--- BRIEF ---
Show every line of the records below that contains the word "SDTVAR".

--- EXTRACTED MATERIAL ---
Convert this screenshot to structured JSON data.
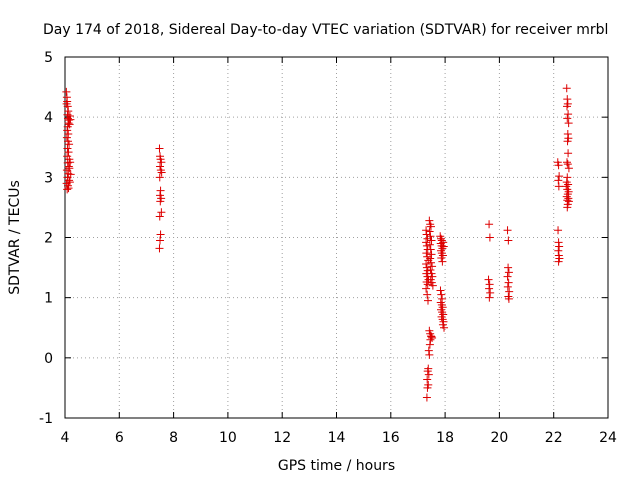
{
  "chart_data": {
    "type": "scatter",
    "title": "Day 174 of 2018, Sidereal Day-to-day VTEC variation (SDTVAR) for receiver mrbl",
    "xlabel": "GPS time / hours",
    "ylabel": "SDTVAR / TECUs",
    "xlim": [
      4,
      24
    ],
    "ylim": [
      -1,
      5
    ],
    "xticks": [
      4,
      6,
      8,
      10,
      12,
      14,
      16,
      18,
      20,
      22,
      24
    ],
    "yticks": [
      -1,
      0,
      1,
      2,
      3,
      4,
      5
    ],
    "grid": true,
    "marker": "+",
    "color": "#dd0000",
    "series": [
      {
        "name": "SDTVAR",
        "points": [
          [
            4.05,
            4.42
          ],
          [
            4.07,
            4.33
          ],
          [
            4.08,
            4.26
          ],
          [
            4.06,
            4.22
          ],
          [
            4.1,
            4.18
          ],
          [
            4.12,
            4.1
          ],
          [
            4.09,
            4.04
          ],
          [
            4.11,
            3.98
          ],
          [
            4.14,
            3.95
          ],
          [
            4.13,
            3.9
          ],
          [
            4.1,
            3.84
          ],
          [
            4.08,
            3.78
          ],
          [
            4.12,
            3.72
          ],
          [
            4.07,
            3.66
          ],
          [
            4.11,
            3.6
          ],
          [
            4.15,
            3.55
          ],
          [
            4.09,
            3.48
          ],
          [
            4.13,
            3.42
          ],
          [
            4.08,
            3.35
          ],
          [
            4.16,
            3.3
          ],
          [
            4.1,
            3.24
          ],
          [
            4.14,
            3.18
          ],
          [
            4.07,
            3.12
          ],
          [
            4.12,
            3.06
          ],
          [
            4.09,
            3.0
          ],
          [
            4.15,
            2.95
          ],
          [
            4.06,
            2.9
          ],
          [
            4.11,
            2.86
          ],
          [
            4.13,
            2.82
          ],
          [
            4.08,
            2.8
          ],
          [
            4.18,
            4.02
          ],
          [
            4.2,
            3.96
          ],
          [
            4.17,
            3.88
          ],
          [
            4.19,
            3.25
          ],
          [
            4.16,
            3.15
          ],
          [
            4.21,
            3.05
          ],
          [
            4.18,
            2.92
          ],
          [
            7.48,
            3.48
          ],
          [
            7.5,
            3.35
          ],
          [
            7.52,
            3.3
          ],
          [
            7.55,
            3.25
          ],
          [
            7.5,
            3.18
          ],
          [
            7.53,
            3.12
          ],
          [
            7.56,
            3.08
          ],
          [
            7.49,
            3.0
          ],
          [
            7.52,
            2.78
          ],
          [
            7.5,
            2.7
          ],
          [
            7.54,
            2.65
          ],
          [
            7.51,
            2.6
          ],
          [
            7.55,
            2.42
          ],
          [
            7.49,
            2.35
          ],
          [
            7.52,
            2.05
          ],
          [
            7.5,
            1.95
          ],
          [
            7.48,
            1.82
          ],
          [
            17.3,
            2.12
          ],
          [
            17.32,
            2.05
          ],
          [
            17.35,
            1.98
          ],
          [
            17.3,
            1.92
          ],
          [
            17.33,
            1.86
          ],
          [
            17.36,
            1.8
          ],
          [
            17.31,
            1.74
          ],
          [
            17.34,
            1.68
          ],
          [
            17.38,
            1.62
          ],
          [
            17.3,
            1.56
          ],
          [
            17.33,
            1.5
          ],
          [
            17.36,
            1.45
          ],
          [
            17.31,
            1.4
          ],
          [
            17.35,
            1.35
          ],
          [
            17.39,
            1.3
          ],
          [
            17.32,
            1.26
          ],
          [
            17.36,
            1.22
          ],
          [
            17.3,
            1.15
          ],
          [
            17.34,
            1.05
          ],
          [
            17.37,
            0.95
          ],
          [
            17.42,
            2.28
          ],
          [
            17.45,
            2.22
          ],
          [
            17.48,
            2.18
          ],
          [
            17.43,
            2.1
          ],
          [
            17.46,
            2.02
          ],
          [
            17.5,
            1.95
          ],
          [
            17.44,
            1.88
          ],
          [
            17.47,
            1.8
          ],
          [
            17.5,
            1.72
          ],
          [
            17.45,
            1.65
          ],
          [
            17.48,
            1.58
          ],
          [
            17.52,
            1.52
          ],
          [
            17.46,
            1.46
          ],
          [
            17.5,
            1.4
          ],
          [
            17.53,
            1.35
          ],
          [
            17.47,
            1.3
          ],
          [
            17.51,
            1.25
          ],
          [
            17.55,
            1.2
          ],
          [
            17.42,
            0.45
          ],
          [
            17.45,
            0.4
          ],
          [
            17.48,
            0.36
          ],
          [
            17.52,
            0.33
          ],
          [
            17.46,
            0.3
          ],
          [
            17.5,
            0.35
          ],
          [
            17.44,
            0.22
          ],
          [
            17.4,
            0.12
          ],
          [
            17.42,
            0.05
          ],
          [
            17.38,
            -0.18
          ],
          [
            17.36,
            -0.22
          ],
          [
            17.4,
            -0.28
          ],
          [
            17.34,
            -0.36
          ],
          [
            17.38,
            -0.45
          ],
          [
            17.35,
            -0.5
          ],
          [
            17.33,
            -0.66
          ],
          [
            17.82,
            2.02
          ],
          [
            17.85,
            1.98
          ],
          [
            17.88,
            1.95
          ],
          [
            17.84,
            1.9
          ],
          [
            17.87,
            1.86
          ],
          [
            17.9,
            1.82
          ],
          [
            17.85,
            1.78
          ],
          [
            17.88,
            1.74
          ],
          [
            17.92,
            1.7
          ],
          [
            17.86,
            1.66
          ],
          [
            17.9,
            1.6
          ],
          [
            17.93,
            1.92
          ],
          [
            17.95,
            1.85
          ],
          [
            17.83,
            1.12
          ],
          [
            17.86,
            1.05
          ],
          [
            17.89,
            0.98
          ],
          [
            17.84,
            0.92
          ],
          [
            17.88,
            0.88
          ],
          [
            17.91,
            0.84
          ],
          [
            17.85,
            0.8
          ],
          [
            17.89,
            0.76
          ],
          [
            17.93,
            0.72
          ],
          [
            17.87,
            0.68
          ],
          [
            17.91,
            0.64
          ],
          [
            17.94,
            0.6
          ],
          [
            17.96,
            0.5
          ],
          [
            17.92,
            0.55
          ],
          [
            19.62,
            2.22
          ],
          [
            19.65,
            2.0
          ],
          [
            19.6,
            1.3
          ],
          [
            19.64,
            1.22
          ],
          [
            19.62,
            1.15
          ],
          [
            19.66,
            1.08
          ],
          [
            19.63,
            1.0
          ],
          [
            20.3,
            2.12
          ],
          [
            20.33,
            1.95
          ],
          [
            20.32,
            1.5
          ],
          [
            20.35,
            1.42
          ],
          [
            20.3,
            1.35
          ],
          [
            20.34,
            1.25
          ],
          [
            20.31,
            1.18
          ],
          [
            20.36,
            1.1
          ],
          [
            20.33,
            1.02
          ],
          [
            20.35,
            0.98
          ],
          [
            22.15,
            3.25
          ],
          [
            22.18,
            3.2
          ],
          [
            22.2,
            3.02
          ],
          [
            22.17,
            2.95
          ],
          [
            22.19,
            2.85
          ],
          [
            22.16,
            2.12
          ],
          [
            22.18,
            1.92
          ],
          [
            22.2,
            1.85
          ],
          [
            22.17,
            1.78
          ],
          [
            22.19,
            1.7
          ],
          [
            22.21,
            1.65
          ],
          [
            22.18,
            1.6
          ],
          [
            22.48,
            4.48
          ],
          [
            22.5,
            4.3
          ],
          [
            22.52,
            4.22
          ],
          [
            22.49,
            4.18
          ],
          [
            22.53,
            4.05
          ],
          [
            22.5,
            3.98
          ],
          [
            22.55,
            3.9
          ],
          [
            22.52,
            3.72
          ],
          [
            22.54,
            3.65
          ],
          [
            22.51,
            3.6
          ],
          [
            22.53,
            3.4
          ],
          [
            22.49,
            3.25
          ],
          [
            22.52,
            3.22
          ],
          [
            22.56,
            3.15
          ],
          [
            22.5,
            3.0
          ],
          [
            22.48,
            2.92
          ],
          [
            22.53,
            2.88
          ],
          [
            22.46,
            2.85
          ],
          [
            22.5,
            2.8
          ],
          [
            22.55,
            2.76
          ],
          [
            22.52,
            2.72
          ],
          [
            22.48,
            2.68
          ],
          [
            22.54,
            2.65
          ],
          [
            22.5,
            2.62
          ],
          [
            22.56,
            2.6
          ],
          [
            22.52,
            2.55
          ],
          [
            22.5,
            2.5
          ]
        ]
      }
    ]
  }
}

--- COMPLETE RESPONSE ---
    "title": "Day 174 of 2018, Sidereal Day-to-day VTEC variation (SDTVAR) for receiver mrbl",
    "ylabel": "SDTVAR / TECUs",
        "name": "SDTVAR",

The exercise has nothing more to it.